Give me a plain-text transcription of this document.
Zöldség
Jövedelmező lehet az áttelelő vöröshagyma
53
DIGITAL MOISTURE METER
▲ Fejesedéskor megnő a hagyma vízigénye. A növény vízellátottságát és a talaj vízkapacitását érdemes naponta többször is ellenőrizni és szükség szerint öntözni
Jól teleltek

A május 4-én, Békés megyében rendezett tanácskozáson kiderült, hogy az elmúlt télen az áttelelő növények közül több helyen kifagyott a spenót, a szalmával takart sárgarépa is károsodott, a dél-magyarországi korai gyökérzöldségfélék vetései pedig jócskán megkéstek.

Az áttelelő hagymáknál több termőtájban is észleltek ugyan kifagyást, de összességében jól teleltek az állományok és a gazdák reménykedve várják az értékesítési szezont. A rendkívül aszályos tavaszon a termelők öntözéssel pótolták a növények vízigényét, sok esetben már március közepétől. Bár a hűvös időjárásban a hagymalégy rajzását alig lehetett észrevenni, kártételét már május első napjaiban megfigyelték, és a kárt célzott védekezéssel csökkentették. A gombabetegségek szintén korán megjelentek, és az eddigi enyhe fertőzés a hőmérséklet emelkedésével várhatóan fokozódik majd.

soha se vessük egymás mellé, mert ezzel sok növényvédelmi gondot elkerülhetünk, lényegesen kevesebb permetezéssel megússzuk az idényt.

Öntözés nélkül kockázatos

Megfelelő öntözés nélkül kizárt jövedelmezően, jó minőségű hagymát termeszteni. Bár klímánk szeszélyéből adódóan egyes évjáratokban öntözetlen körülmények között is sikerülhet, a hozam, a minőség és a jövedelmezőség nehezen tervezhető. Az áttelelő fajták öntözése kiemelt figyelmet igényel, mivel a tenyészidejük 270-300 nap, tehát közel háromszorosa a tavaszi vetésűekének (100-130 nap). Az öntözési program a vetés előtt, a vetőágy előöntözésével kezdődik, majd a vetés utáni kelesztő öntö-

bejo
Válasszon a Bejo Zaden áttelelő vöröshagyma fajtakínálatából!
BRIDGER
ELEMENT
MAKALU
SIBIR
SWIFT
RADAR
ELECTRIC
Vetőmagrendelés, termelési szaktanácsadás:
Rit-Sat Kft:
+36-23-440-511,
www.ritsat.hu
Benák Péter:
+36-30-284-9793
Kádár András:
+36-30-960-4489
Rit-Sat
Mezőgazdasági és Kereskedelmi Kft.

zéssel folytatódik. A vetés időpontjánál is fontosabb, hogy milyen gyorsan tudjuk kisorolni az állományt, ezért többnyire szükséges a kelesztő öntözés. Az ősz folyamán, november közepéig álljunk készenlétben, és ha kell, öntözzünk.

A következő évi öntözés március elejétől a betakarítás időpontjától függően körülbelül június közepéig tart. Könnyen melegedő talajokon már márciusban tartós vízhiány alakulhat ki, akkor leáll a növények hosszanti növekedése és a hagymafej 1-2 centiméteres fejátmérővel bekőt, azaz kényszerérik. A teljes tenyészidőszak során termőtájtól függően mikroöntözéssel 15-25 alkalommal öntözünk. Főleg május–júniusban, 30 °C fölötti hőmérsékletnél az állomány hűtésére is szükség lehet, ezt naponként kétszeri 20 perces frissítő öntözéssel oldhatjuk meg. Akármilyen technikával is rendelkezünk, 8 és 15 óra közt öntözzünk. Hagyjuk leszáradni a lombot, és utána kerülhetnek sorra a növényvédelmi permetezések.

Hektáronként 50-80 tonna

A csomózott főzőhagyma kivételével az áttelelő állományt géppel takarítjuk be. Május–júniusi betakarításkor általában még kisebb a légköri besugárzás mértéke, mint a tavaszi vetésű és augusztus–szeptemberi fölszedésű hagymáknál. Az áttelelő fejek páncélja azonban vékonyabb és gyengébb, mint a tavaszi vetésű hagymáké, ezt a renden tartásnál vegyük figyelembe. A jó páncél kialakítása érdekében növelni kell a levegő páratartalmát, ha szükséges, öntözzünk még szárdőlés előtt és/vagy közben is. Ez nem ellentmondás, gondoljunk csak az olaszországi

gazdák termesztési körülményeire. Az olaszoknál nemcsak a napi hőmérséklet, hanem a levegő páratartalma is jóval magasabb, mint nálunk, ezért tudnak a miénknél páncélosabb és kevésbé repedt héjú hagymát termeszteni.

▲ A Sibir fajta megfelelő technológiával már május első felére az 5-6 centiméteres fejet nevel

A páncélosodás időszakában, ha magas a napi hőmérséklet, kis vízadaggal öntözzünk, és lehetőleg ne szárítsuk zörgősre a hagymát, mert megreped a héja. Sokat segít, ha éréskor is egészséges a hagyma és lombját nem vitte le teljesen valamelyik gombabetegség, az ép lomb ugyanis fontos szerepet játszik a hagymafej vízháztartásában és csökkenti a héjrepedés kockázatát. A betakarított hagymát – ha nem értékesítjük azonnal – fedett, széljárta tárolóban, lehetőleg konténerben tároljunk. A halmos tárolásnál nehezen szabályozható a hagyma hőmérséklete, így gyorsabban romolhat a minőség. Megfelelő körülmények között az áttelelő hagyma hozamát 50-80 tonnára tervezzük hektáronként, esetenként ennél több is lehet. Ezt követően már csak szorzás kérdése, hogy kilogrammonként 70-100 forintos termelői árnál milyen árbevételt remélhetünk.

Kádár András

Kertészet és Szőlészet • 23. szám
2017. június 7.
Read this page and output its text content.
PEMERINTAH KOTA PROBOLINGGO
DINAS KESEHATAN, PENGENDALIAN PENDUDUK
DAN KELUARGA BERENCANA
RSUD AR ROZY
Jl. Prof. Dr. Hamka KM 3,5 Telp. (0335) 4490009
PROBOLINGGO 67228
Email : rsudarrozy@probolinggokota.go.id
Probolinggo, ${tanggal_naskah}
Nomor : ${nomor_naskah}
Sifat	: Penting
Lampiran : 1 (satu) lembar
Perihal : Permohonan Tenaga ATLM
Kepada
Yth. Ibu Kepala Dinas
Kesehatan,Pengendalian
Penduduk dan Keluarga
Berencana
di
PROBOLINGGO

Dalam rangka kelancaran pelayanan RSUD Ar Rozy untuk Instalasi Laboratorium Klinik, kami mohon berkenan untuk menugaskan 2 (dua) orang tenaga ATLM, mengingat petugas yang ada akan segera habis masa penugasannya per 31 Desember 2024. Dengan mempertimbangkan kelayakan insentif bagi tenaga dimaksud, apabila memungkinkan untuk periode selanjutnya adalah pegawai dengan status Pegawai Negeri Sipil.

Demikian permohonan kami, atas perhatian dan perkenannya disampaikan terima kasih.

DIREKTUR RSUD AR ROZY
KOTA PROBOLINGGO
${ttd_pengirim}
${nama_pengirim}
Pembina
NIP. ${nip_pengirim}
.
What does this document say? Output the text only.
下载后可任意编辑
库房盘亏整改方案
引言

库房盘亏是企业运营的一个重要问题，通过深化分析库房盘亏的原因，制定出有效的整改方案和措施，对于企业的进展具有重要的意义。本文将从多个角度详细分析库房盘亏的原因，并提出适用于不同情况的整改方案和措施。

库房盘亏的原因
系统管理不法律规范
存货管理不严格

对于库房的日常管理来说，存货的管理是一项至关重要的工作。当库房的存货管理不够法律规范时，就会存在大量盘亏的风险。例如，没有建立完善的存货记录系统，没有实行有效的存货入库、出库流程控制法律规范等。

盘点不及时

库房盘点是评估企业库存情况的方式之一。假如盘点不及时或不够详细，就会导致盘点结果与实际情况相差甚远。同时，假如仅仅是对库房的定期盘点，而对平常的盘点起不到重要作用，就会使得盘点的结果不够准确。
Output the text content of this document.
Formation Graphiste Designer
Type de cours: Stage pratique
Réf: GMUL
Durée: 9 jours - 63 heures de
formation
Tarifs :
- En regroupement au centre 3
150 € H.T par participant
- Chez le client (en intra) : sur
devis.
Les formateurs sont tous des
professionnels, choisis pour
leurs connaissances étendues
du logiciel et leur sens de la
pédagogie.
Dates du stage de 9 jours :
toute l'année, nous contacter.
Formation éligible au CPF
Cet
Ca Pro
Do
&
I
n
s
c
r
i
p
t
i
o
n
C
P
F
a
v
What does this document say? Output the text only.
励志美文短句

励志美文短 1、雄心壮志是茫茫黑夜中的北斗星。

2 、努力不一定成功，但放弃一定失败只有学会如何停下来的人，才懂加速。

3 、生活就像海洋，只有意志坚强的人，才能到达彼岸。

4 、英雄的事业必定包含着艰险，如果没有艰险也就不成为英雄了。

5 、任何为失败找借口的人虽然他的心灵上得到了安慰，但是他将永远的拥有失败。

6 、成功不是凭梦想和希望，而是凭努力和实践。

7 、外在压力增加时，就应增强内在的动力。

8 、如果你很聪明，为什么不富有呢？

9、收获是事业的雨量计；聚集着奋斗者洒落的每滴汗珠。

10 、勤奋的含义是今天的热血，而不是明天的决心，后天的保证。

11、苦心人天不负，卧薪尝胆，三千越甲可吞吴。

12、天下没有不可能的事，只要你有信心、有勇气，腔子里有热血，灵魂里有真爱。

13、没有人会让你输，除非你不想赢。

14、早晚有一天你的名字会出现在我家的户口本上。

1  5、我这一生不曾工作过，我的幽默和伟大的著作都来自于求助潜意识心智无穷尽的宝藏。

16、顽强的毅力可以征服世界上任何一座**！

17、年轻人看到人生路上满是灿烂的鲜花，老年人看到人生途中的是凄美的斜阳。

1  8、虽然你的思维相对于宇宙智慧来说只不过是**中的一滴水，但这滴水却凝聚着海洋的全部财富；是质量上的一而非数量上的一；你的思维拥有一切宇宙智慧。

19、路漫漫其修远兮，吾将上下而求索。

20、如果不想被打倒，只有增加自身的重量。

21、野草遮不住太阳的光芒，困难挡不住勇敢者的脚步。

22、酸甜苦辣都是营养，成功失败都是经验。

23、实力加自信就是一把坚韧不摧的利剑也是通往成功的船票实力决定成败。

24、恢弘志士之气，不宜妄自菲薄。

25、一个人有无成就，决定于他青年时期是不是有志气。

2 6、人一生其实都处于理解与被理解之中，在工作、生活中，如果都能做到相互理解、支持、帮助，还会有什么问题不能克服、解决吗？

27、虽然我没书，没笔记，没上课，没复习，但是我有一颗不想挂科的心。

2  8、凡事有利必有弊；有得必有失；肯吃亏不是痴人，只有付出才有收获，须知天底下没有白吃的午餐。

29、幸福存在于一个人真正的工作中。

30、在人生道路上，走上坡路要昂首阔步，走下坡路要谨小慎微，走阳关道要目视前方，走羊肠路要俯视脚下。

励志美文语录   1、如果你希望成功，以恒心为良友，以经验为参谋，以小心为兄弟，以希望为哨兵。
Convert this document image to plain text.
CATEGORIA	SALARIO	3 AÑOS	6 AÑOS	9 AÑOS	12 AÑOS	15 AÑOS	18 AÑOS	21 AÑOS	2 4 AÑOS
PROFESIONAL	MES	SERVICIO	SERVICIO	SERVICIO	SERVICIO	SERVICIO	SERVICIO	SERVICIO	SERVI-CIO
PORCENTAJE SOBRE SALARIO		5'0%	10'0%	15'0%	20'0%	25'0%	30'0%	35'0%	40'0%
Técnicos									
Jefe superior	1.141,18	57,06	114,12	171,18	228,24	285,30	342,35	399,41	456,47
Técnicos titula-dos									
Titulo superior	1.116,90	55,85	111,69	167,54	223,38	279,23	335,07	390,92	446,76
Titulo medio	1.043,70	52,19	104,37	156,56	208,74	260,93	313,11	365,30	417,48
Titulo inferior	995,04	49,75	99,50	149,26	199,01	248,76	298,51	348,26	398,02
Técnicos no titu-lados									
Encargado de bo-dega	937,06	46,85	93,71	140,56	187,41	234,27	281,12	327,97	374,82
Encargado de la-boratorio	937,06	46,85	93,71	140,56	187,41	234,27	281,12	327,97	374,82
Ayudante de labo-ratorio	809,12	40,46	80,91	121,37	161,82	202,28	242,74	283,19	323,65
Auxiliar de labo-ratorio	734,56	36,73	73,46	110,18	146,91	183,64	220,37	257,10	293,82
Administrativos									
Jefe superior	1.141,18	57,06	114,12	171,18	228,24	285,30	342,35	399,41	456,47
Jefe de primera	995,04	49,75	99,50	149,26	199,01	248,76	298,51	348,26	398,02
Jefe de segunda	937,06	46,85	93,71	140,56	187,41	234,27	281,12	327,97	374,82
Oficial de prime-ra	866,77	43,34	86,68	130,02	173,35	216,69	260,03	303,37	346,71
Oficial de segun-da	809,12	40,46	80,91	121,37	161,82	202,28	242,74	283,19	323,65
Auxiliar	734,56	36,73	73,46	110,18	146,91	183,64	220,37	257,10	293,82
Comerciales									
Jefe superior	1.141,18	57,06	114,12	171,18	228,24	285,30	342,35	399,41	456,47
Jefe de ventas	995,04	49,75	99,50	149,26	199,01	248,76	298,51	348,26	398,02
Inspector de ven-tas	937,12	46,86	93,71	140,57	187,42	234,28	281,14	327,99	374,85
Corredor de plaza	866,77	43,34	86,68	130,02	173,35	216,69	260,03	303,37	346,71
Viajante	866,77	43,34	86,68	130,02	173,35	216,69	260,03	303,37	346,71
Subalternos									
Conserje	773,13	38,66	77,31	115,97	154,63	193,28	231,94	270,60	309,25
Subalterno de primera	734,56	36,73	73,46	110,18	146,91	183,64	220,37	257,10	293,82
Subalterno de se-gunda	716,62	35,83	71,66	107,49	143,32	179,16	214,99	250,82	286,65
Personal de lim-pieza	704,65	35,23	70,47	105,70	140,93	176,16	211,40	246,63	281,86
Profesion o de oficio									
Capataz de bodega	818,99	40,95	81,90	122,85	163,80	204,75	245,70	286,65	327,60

··········

• _What is expected_: Look through the entries above for the word "kell". Copy every line where it shows up.

• _Full response_:
zéssel folytatódik. A vetés időpontjánál is fontosabb, hogy milyen gyorsan tudjuk kisorolni az állományt, ezért többnyire szükséges a kelesztő öntözés. Az ősz folyamán, november közepéig álljunk készenlétben, és ha kell, öntözzünk.
A csomózott főzőhagyma kivételével az áttelelő állományt géppel takarítjuk be. Május–júniusi betakarításkor általában még kisebb a légköri besugárzás mértéke, mint a tavaszi vetésű és augusztus–szeptemberi fölszedésű hagymáknál. Az áttelelő fejek páncélja azonban vékonyabb és gyengébb, mint a tavaszi vetésű hagymáké, ezt a renden tartásnál vegyük figyelembe. A jó páncél kialakítása érdekében növelni kell a levegő páratartalmát, ha szükséges, öntözzünk még szárdőlés előtt és/vagy közben is. Ez nem ellentmondás, gondoljunk csak az olaszországi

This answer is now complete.